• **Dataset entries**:
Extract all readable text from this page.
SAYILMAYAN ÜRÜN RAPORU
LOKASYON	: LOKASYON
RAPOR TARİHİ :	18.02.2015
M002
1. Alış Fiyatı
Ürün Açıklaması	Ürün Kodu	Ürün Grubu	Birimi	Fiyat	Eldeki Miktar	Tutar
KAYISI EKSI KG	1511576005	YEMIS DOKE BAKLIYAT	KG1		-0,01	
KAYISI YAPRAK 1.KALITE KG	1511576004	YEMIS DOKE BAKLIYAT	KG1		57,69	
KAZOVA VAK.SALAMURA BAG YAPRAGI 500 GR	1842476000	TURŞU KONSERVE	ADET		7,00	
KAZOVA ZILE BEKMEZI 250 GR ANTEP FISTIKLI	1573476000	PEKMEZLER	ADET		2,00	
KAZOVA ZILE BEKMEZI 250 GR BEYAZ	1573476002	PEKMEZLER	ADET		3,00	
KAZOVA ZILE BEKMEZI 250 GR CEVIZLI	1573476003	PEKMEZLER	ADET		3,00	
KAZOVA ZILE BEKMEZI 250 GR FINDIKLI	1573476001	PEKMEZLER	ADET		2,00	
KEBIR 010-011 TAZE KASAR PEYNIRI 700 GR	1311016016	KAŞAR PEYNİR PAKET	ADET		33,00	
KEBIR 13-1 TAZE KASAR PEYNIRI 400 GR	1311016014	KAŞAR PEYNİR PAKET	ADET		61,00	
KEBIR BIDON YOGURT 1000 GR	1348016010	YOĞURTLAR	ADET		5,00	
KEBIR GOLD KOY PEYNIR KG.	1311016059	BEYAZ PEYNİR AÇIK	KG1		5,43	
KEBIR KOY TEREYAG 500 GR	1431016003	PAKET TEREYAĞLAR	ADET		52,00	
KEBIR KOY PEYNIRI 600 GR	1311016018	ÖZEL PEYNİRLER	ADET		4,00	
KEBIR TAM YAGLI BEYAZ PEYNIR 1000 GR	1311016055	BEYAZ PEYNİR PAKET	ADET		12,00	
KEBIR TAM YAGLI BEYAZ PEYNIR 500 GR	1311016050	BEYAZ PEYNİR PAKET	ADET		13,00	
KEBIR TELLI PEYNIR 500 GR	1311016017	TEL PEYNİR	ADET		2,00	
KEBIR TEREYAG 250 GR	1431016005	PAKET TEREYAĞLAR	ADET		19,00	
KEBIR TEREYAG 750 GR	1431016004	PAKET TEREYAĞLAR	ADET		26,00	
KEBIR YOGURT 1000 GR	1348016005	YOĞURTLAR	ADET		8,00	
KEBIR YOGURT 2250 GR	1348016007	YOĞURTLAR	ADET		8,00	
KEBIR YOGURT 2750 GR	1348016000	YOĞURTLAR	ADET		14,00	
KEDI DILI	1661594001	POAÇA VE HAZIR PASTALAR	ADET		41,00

• **WHAT YOU SHOULD DO**:
Copy all lines from the material that hold "KAZOVA".

• **REPLY**:
KAZOVA VAK.SALAMURA BAG YAPRAGI 500 GR	1842476000	TURŞU KONSERVE	ADET		7,00	
KAZOVA ZILE BEKMEZI 250 GR ANTEP FISTIKLI	1573476000	PEKMEZLER	ADET		2,00	
KAZOVA ZILE BEKMEZI 250 GR BEYAZ	1573476002	PEKMEZLER	ADET		3,00	
KAZOVA ZILE BEKMEZI 250 GR CEVIZLI	1573476003	PEKMEZLER	ADET		3,00	
KAZOVA ZILE BEKMEZI 250 GR FINDIKLI	1573476001	PEKMEZLER	ADET		2,00	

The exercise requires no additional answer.